>>
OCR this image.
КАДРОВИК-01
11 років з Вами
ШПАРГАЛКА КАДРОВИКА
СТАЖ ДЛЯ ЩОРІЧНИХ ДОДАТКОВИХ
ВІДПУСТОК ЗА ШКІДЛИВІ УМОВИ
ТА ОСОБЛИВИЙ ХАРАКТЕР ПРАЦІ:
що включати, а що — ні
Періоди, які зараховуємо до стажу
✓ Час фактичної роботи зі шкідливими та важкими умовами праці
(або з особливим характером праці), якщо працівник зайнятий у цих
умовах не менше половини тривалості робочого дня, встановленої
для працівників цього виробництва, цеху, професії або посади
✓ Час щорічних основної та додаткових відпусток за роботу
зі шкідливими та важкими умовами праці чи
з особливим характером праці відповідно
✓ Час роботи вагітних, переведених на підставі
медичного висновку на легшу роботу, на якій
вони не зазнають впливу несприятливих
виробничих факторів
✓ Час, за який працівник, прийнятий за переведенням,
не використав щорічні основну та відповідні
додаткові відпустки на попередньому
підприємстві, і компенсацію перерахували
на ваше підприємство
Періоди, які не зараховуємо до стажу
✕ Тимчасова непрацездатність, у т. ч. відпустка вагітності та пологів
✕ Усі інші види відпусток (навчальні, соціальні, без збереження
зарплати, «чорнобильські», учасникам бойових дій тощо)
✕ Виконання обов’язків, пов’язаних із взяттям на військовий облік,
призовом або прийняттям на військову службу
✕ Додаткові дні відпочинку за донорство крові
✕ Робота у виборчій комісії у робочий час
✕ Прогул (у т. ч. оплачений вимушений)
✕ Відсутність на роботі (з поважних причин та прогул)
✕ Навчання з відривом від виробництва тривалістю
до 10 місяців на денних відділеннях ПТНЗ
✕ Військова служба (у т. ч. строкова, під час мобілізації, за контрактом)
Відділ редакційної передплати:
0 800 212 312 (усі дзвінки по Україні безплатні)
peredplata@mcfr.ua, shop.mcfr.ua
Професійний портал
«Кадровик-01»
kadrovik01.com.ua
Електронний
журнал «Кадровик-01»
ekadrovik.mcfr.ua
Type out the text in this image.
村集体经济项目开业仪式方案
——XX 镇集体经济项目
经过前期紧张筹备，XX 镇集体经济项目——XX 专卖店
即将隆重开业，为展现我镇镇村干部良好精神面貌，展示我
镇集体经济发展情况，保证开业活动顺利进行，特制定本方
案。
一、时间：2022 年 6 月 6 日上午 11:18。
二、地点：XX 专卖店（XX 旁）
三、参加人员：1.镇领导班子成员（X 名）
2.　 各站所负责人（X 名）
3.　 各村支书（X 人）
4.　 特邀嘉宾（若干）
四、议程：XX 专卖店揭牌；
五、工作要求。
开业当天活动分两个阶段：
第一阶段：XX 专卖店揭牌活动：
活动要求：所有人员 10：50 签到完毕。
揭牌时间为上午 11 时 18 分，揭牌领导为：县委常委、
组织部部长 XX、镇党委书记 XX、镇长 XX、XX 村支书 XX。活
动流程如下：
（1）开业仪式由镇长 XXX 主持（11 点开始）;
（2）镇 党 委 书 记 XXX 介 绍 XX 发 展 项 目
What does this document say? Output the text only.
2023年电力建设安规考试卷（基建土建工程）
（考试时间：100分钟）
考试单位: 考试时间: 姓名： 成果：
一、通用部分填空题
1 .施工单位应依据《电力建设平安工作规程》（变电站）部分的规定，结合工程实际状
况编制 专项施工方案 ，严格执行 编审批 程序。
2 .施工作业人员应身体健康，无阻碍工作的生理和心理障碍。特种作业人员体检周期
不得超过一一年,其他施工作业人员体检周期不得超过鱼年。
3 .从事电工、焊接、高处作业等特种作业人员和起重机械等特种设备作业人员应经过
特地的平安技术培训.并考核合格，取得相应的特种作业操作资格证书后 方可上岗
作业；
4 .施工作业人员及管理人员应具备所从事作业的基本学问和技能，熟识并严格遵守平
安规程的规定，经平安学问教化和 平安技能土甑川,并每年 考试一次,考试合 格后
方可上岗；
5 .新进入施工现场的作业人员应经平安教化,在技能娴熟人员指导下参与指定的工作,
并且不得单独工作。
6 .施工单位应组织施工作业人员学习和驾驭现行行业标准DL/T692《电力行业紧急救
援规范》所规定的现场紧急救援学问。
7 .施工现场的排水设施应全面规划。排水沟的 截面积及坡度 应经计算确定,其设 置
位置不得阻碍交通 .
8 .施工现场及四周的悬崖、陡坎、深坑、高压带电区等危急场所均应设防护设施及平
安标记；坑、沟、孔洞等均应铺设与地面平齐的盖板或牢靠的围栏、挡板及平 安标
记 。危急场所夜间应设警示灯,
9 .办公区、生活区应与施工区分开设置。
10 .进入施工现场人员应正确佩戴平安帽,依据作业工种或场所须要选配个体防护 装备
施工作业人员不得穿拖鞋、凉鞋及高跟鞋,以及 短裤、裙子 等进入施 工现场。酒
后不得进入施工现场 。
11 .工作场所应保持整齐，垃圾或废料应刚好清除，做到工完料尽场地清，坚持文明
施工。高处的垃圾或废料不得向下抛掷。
<<
Exercise directions ->
Begin with the line that contains "What does this" and quote each line after it exactly, stopping after the last line of the data.

Correct result ->
What does this document say? Output the text only.
2023年电力建设安规考试卷（基建土建工程）
（考试时间：100分钟）
考试单位: 考试时间: 姓名： 成果：
一、通用部分填空题
1 .施工单位应依据《电力建设平安工作规程》（变电站）部分的规定，结合工程实际状
况编制 专项施工方案 ，严格执行 编审批 程序。
2 .施工作业人员应身体健康，无阻碍工作的生理和心理障碍。特种作业人员体检周期
不得超过一一年,其他施工作业人员体检周期不得超过鱼年。
3 .从事电工、焊接、高处作业等特种作业人员和起重机械等特种设备作业人员应经过
特地的平安技术培训.并考核合格，取得相应的特种作业操作资格证书后 方可上岗
作业；
4 .施工作业人员及管理人员应具备所从事作业的基本学问和技能，熟识并严格遵守平
安规程的规定，经平安学问教化和 平安技能土甑川,并每年 考试一次,考试合 格后
方可上岗；
5 .新进入施工现场的作业人员应经平安教化,在技能娴熟人员指导下参与指定的工作,
并且不得单独工作。
6 .施工单位应组织施工作业人员学习和驾驭现行行业标准DL/T692《电力行业紧急救
援规范》所规定的现场紧急救援学问。
7 .施工现场的排水设施应全面规划。排水沟的 截面积及坡度 应经计算确定,其设 置
位置不得阻碍交通 .
8 .施工现场及四周的悬崖、陡坎、深坑、高压带电区等危急场所均应设防护设施及平
安标记；坑、沟、孔洞等均应铺设与地面平齐的盖板或牢靠的围栏、挡板及平 安标
记 。危急场所夜间应设警示灯,
9 .办公区、生活区应与施工区分开设置。
10 .进入施工现场人员应正确佩戴平安帽,依据作业工种或场所须要选配个体防护 装备
施工作业人员不得穿拖鞋、凉鞋及高跟鞋,以及 短裤、裙子 等进入施 工现场。酒
后不得进入施工现场 。
11 .工作场所应保持整齐，垃圾或废料应刚好清除，做到工完料尽场地清，坚持文明
施工。高处的垃圾或废料不得向下抛掷。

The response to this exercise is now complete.